>> Begin Raw records

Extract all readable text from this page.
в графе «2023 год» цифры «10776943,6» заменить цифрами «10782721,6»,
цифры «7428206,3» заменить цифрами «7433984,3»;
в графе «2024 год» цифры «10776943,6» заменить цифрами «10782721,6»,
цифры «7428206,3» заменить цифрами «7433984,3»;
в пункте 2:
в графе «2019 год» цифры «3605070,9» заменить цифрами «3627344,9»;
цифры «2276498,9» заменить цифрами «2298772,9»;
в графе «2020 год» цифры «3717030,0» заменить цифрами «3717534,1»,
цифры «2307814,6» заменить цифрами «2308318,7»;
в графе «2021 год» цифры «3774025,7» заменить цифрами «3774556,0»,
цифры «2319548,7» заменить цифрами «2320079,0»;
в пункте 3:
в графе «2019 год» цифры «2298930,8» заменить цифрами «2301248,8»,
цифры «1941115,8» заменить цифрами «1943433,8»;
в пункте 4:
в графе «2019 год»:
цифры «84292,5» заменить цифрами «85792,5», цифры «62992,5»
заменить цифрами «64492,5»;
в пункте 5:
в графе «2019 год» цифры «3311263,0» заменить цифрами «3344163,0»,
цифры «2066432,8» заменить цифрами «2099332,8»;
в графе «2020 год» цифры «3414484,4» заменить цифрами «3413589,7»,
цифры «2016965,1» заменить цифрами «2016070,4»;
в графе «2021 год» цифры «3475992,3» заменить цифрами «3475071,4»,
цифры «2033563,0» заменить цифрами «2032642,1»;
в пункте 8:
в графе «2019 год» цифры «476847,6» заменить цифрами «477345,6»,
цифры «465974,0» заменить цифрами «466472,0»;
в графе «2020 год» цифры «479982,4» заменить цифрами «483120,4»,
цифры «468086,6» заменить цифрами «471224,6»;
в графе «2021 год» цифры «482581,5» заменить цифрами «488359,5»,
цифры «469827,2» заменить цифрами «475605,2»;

>> End Raw records

Stated exercise:
Check each line of the records above for the string "пункте", and report every line that has it.

Exercise output:
в пункте 2:
в пункте 3:
в пункте 4:
в пункте 5:
в пункте 8:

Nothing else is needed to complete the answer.